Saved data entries
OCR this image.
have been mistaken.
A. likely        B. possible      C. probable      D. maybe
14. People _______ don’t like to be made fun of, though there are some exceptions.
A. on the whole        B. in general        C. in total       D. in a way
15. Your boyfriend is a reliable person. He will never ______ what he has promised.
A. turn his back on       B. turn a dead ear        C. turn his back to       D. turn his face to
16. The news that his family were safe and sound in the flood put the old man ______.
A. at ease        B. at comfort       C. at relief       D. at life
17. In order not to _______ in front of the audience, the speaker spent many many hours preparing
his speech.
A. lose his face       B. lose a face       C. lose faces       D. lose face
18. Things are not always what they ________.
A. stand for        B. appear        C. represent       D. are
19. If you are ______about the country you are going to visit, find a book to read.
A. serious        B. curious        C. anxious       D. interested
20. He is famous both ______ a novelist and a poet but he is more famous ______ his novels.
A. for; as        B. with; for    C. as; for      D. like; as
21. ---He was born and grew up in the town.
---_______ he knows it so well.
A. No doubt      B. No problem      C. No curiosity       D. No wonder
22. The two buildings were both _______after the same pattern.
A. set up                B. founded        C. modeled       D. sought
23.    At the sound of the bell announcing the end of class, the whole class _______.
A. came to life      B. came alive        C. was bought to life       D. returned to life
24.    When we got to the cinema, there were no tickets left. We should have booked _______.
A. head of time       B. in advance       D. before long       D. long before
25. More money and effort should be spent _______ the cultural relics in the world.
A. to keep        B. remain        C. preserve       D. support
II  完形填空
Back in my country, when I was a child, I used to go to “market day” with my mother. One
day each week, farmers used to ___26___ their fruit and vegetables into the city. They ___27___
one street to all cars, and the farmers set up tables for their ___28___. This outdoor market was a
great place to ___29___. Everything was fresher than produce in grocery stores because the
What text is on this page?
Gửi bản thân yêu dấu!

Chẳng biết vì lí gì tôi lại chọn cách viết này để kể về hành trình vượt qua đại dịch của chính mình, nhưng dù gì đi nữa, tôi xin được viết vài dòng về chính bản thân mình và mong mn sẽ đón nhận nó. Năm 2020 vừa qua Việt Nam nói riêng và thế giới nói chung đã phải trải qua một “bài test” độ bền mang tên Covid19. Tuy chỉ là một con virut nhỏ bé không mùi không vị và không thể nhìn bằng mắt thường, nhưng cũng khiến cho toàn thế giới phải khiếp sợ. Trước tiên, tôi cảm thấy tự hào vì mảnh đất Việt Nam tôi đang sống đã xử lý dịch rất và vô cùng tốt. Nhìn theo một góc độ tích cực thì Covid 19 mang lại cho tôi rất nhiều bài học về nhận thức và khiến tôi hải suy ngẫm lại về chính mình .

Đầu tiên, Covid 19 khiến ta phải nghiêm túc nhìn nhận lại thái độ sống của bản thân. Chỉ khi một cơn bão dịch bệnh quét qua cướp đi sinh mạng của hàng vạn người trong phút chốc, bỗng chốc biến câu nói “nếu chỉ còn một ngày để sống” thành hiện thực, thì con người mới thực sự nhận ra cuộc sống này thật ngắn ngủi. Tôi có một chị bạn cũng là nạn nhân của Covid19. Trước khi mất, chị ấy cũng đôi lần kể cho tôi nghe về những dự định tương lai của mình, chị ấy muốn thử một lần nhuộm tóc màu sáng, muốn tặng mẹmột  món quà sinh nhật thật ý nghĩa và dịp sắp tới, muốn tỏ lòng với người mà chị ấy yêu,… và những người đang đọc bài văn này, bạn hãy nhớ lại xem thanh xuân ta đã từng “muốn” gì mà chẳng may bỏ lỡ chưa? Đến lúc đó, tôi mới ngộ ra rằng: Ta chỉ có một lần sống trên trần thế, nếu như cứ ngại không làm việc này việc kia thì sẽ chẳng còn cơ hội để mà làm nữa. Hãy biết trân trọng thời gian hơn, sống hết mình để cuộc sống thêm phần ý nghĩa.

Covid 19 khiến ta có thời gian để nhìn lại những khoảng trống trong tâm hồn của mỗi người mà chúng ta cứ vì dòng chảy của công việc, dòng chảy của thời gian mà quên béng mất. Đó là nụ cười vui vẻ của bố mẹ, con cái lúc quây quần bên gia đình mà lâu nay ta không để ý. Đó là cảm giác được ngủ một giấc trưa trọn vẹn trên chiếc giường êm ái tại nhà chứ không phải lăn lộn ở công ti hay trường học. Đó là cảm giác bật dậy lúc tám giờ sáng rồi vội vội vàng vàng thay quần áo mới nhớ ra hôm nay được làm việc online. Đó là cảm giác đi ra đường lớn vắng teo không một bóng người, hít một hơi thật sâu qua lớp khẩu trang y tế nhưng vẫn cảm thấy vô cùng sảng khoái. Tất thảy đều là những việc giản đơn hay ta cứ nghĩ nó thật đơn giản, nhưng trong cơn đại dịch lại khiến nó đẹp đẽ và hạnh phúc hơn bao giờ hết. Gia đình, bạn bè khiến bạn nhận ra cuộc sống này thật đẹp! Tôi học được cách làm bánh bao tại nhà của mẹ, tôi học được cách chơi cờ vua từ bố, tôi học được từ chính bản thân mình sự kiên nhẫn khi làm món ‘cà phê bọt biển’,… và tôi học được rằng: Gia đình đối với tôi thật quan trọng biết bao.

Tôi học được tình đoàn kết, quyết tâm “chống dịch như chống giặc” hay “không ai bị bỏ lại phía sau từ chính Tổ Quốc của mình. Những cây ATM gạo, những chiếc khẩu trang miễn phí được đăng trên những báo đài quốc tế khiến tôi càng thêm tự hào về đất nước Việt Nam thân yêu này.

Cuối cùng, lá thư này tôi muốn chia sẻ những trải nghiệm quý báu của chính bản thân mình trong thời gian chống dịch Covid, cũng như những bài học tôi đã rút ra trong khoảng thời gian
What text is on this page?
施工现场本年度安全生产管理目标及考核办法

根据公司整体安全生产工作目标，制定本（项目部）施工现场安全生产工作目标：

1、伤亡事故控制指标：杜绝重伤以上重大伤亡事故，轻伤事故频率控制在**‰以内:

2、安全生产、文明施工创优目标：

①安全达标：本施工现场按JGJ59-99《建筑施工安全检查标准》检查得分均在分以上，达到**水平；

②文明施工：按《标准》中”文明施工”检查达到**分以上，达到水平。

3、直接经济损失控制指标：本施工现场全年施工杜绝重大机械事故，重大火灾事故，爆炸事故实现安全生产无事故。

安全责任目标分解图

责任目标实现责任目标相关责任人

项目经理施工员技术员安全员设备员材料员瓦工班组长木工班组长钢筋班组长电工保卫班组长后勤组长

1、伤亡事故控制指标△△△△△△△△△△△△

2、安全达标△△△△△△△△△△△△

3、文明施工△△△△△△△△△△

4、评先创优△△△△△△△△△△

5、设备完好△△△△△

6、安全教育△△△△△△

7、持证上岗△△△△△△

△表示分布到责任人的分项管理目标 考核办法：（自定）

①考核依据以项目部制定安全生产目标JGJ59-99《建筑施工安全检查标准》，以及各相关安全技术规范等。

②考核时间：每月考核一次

__WHAT IS EXPECTED__.
Collect from the data above every line that includes "country".

__COMPLETE OUTPUT__.
19. If you are ______about the country you are going to visit, find a book to read.
Back in my country, when I was a child, I used to go to “market day” with my mother. One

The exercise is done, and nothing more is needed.